** Dataset records **
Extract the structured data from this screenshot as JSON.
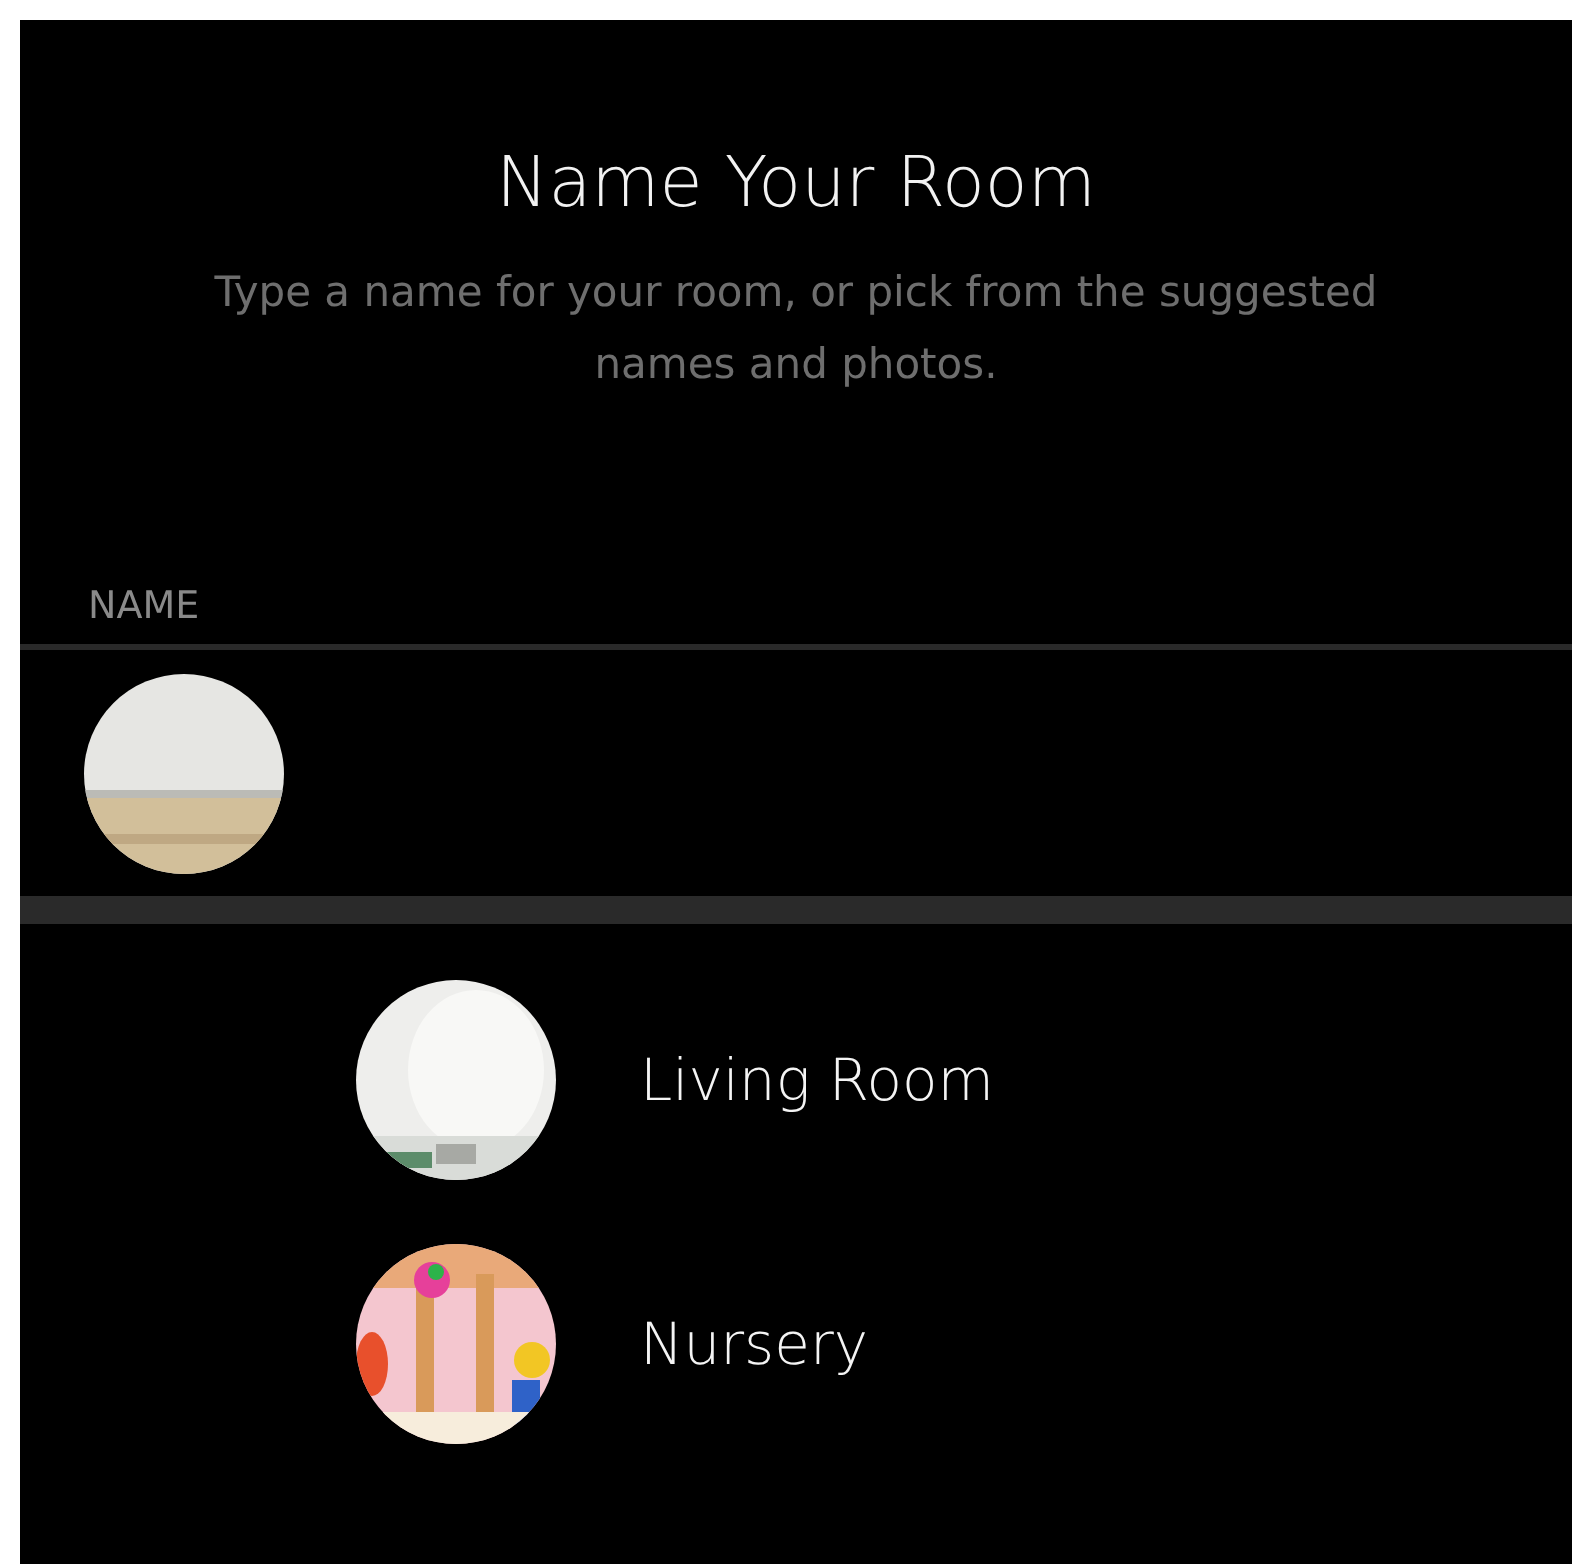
{
  "title": "Name Your Room",
  "subtitle": "Type a name for your room, or pick from the suggested names and photos.",
  "name_section": {
    "label": "NAME"
  },
  "suggestions": [
    {
      "label": "Living Room"
    },
    {
      "label": "Nursery"
    }
  ]
}
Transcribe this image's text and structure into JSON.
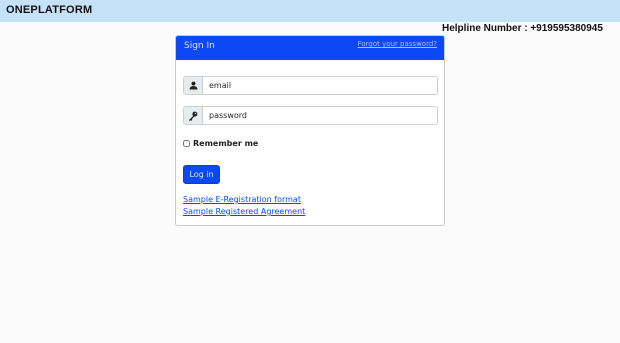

** WHAT TO PRODUCE **
Write the records above out again exactly, with no pictures in your copy.

** EXERCISE SOLUTION **
Extract the structured data from this screenshot as JSON.
{
  "title": "Name Your Room",
  "subtitle": "Type a name for your room, or pick from the suggested names and photos.",
  "name_section": {
    "label": "NAME"
  },
  "suggestions": [
    {
      "label": "Living Room"
    },
    {
      "label": "Nursery"
    }
  ]
}
Transcribe this image's text and structure into JSON.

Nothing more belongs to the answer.